### EXERCISE INSTRUCTIONS
Leaving the pictures aside, transcribe every line below exactly.

### Recorded data
— START —

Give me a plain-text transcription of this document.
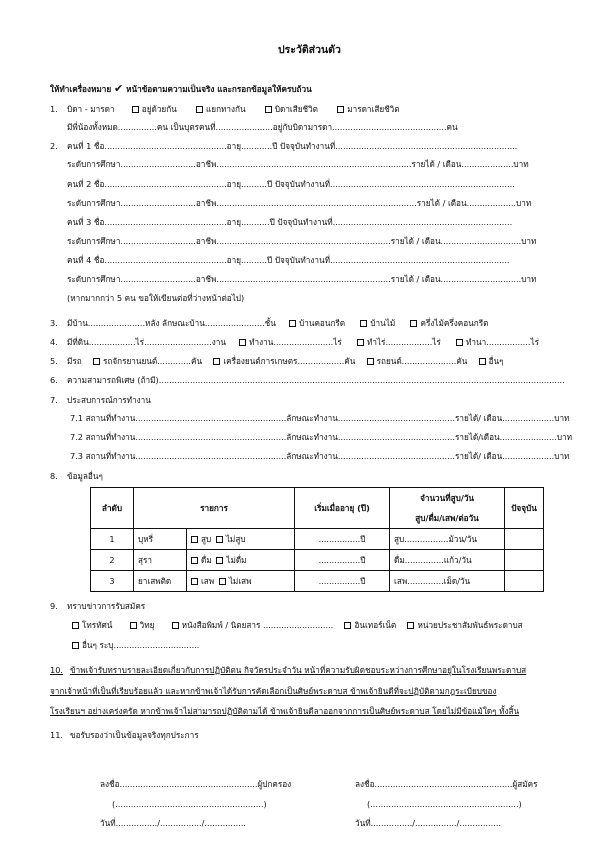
ประวัติส่วนตัว
ให้ทำเครื่องหมาย ✔ หน้าข้อตามความเป็นจริง และกรอกข้อมูลให้ครบถ้วน
1. บิดา - มารดา	อยู่ด้วยกัน	แยกทางกัน	บิดาเสียชีวิต	มารดาเสียชีวิต
มีพี่น้องทั้งหมด...............คน เป็นบุตรคนที่......................อยู่กับบิดามารดา............................................คน
2. คนที่ 1 ชื่อ...............................................อายุ............ปี ปัจจุบันทำงานที่......................................................................
ระดับการศึกษา.............................อาชีพ...........................................................................รายได้ / เดือน....................บาท
คนที่ 2 ชื่อ...............................................อายุ..........ปี ปัจจุบันทำงานที่.......................................................................
ระดับการศึกษา.............................อาชีพ.............................................................................รายได้ / เดือน...................บาท
คนที่ 3 ชื่อ...............................................อายุ...........ปี ปัจจุบันทำงานที่.....................................................................
ระดับการศึกษา.............................อาชีพ...................................................................รายได้ / เดือน...............................บาท
คนที่ 4 ชื่อ...............................................อายุ..........ปี ปัจจุบันทำงานที่.....................................................................
ระดับการศึกษา.............................อาชีพ...................................................................รายได้ / เดือน...............................บาท
(หากมากกว่า 5 คน ขอให้เขียนต่อที่ว่างหน้าต่อไป)
3. มีบ้าน......................หลัง ลักษณะบ้าน.......................ชั้น	บ้านคอนกรีต	บ้านไม้	ครึ่งไม้ครึ่งคอนกรีต
4. มีที่ดิน..................ไร่..........................งาน	ทำงาน.......................ไร่	ทำไร่..................ไร่	ทำนา.................ไร่
5. มีรถ	รถจักรยานยนต์.............คัน	เครื่องยนต์การเกษตร..................คัน	รถยนต์.....................คัน	อื่นๆ
6. ความสามารถพิเศษ (ถ้ามี)............................................................................................................................................................
7. ประสบการณ์การทำงาน
7.1 สถานที่ทำงาน..........................................................ลักษณะทำงาน.............................................รายได้/ เดือน....................บาท
7.2 สถานที่ทำงาน..........................................................ลักษณะทำงาน.............................................รายได้/เดือน......................บาท
7.3 สถานที่ทำงาน..........................................................ลักษณะทำงาน.............................................รายได้/ เดือน....................บาท
8. ข้อมูลอื่นๆ
ลำดับ	รายการ		เริ่มเมื่ออายุ (ปี)	จำนวนที่สูบ/วัน	ปัจจุบัน
				สูบ/ดื่ม/เสพ/ต่อวัน	
1	บุหรี่	สูบ ไม่สูบ	................ปี	สูบ.................ม้วน/วัน	
2	สุรา	ดื่ม ไม่ดื่ม	................ปี	ดื่ม...............แก้ว/วัน	
3	ยาเสพติด	เสพ ไม่เสพ	................ปี	เสพ..............เม็ด/วัน	
9. ทราบข่าวการรับสมัคร
โทรทัศน์	วิทยุ	หนังสือพิมพ์ / นิตยสาร ...........................	อินเทอร์เน็ต	หน่วยประชาสัมพันธ์พระดาบส
อื่นๆ ระบุ.................................
10. ข้าพเจ้ารับทราบรายละเอียดเกี่ยวกับการปฏิบัติตน กิจวัตรประจำวัน หน้าที่ความรับผิดชอบระหว่างการศึกษาอยู่ในโรงเรียนพระดาบส
จากเจ้าหน้าที่เป็นที่เรียบร้อยแล้ว และหากข้าพเจ้าได้รับการคัดเลือกเป็นศิษย์พระดาบส ข้าพเจ้ายินดีที่จะปฏิบัติตามกฎระเบียบของ
โรงเรียนฯ อย่างเคร่งครัด หากข้าพเจ้าไม่สามารถปฏิบัติตามได้ ข้าพเจ้ายินดีลาออกจากการเป็นศิษย์พระดาบส โดยไม่มีข้อแม้ใดๆ ทั้งสิ้น
11. ขอรับรองว่าเป็นข้อมูลจริงทุกประการ
ลงชื่อ.....................................................ผู้ปกครอง
(.........................................................)
วันที่................/................/................
ลงชื่อ.....................................................ผู้สมัคร
(.........................................................)
วันที่................/................/................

— END —

### COMPLETED EXERCISE
Give me a plain-text transcription of this document.
ประวัติส่วนตัว
ให้ทำเครื่องหมาย ✔ หน้าข้อตามความเป็นจริง และกรอกข้อมูลให้ครบถ้วน
1. บิดา - มารดา	อยู่ด้วยกัน	แยกทางกัน	บิดาเสียชีวิต	มารดาเสียชีวิต
มีพี่น้องทั้งหมด...............คน เป็นบุตรคนที่......................อยู่กับบิดามารดา............................................คน
2. คนที่ 1 ชื่อ...............................................อายุ............ปี ปัจจุบันทำงานที่......................................................................
ระดับการศึกษา.............................อาชีพ...........................................................................รายได้ / เดือน....................บาท
คนที่ 2 ชื่อ...............................................อายุ..........ปี ปัจจุบันทำงานที่.......................................................................
ระดับการศึกษา.............................อาชีพ.............................................................................รายได้ / เดือน...................บาท
คนที่ 3 ชื่อ...............................................อายุ...........ปี ปัจจุบันทำงานที่.....................................................................
ระดับการศึกษา.............................อาชีพ...................................................................รายได้ / เดือน...............................บาท
คนที่ 4 ชื่อ...............................................อายุ..........ปี ปัจจุบันทำงานที่.....................................................................
ระดับการศึกษา.............................อาชีพ...................................................................รายได้ / เดือน...............................บาท
(หากมากกว่า 5 คน ขอให้เขียนต่อที่ว่างหน้าต่อไป)
3. มีบ้าน......................หลัง ลักษณะบ้าน.......................ชั้น	บ้านคอนกรีต	บ้านไม้	ครึ่งไม้ครึ่งคอนกรีต
4. มีที่ดิน..................ไร่..........................งาน	ทำงาน.......................ไร่	ทำไร่..................ไร่	ทำนา.................ไร่
5. มีรถ	รถจักรยานยนต์.............คัน	เครื่องยนต์การเกษตร..................คัน	รถยนต์.....................คัน	อื่นๆ
6. ความสามารถพิเศษ (ถ้ามี)............................................................................................................................................................
7. ประสบการณ์การทำงาน
7.1 สถานที่ทำงาน..........................................................ลักษณะทำงาน.............................................รายได้/ เดือน....................บาท
7.2 สถานที่ทำงาน..........................................................ลักษณะทำงาน.............................................รายได้/เดือน......................บาท
7.3 สถานที่ทำงาน..........................................................ลักษณะทำงาน.............................................รายได้/ เดือน....................บาท
8. ข้อมูลอื่นๆ
ลำดับ	รายการ		เริ่มเมื่ออายุ (ปี)	จำนวนที่สูบ/วัน	ปัจจุบัน
				สูบ/ดื่ม/เสพ/ต่อวัน	
1	บุหรี่	สูบ ไม่สูบ	................ปี	สูบ.................ม้วน/วัน	
2	สุรา	ดื่ม ไม่ดื่ม	................ปี	ดื่ม...............แก้ว/วัน	
3	ยาเสพติด	เสพ ไม่เสพ	................ปี	เสพ..............เม็ด/วัน	
9. ทราบข่าวการรับสมัคร
โทรทัศน์	วิทยุ	หนังสือพิมพ์ / นิตยสาร ...........................	อินเทอร์เน็ต	หน่วยประชาสัมพันธ์พระดาบส
อื่นๆ ระบุ.................................
10. ข้าพเจ้ารับทราบรายละเอียดเกี่ยวกับการปฏิบัติตน กิจวัตรประจำวัน หน้าที่ความรับผิดชอบระหว่างการศึกษาอยู่ในโรงเรียนพระดาบส
จากเจ้าหน้าที่เป็นที่เรียบร้อยแล้ว และหากข้าพเจ้าได้รับการคัดเลือกเป็นศิษย์พระดาบส ข้าพเจ้ายินดีที่จะปฏิบัติตามกฎระเบียบของ
โรงเรียนฯ อย่างเคร่งครัด หากข้าพเจ้าไม่สามารถปฏิบัติตามได้ ข้าพเจ้ายินดีลาออกจากการเป็นศิษย์พระดาบส โดยไม่มีข้อแม้ใดๆ ทั้งสิ้น
11. ขอรับรองว่าเป็นข้อมูลจริงทุกประการ
ลงชื่อ.....................................................ผู้ปกครอง
(.........................................................)
วันที่................/................/................
ลงชื่อ.....................................................ผู้สมัคร
(.........................................................)
วันที่................/................/................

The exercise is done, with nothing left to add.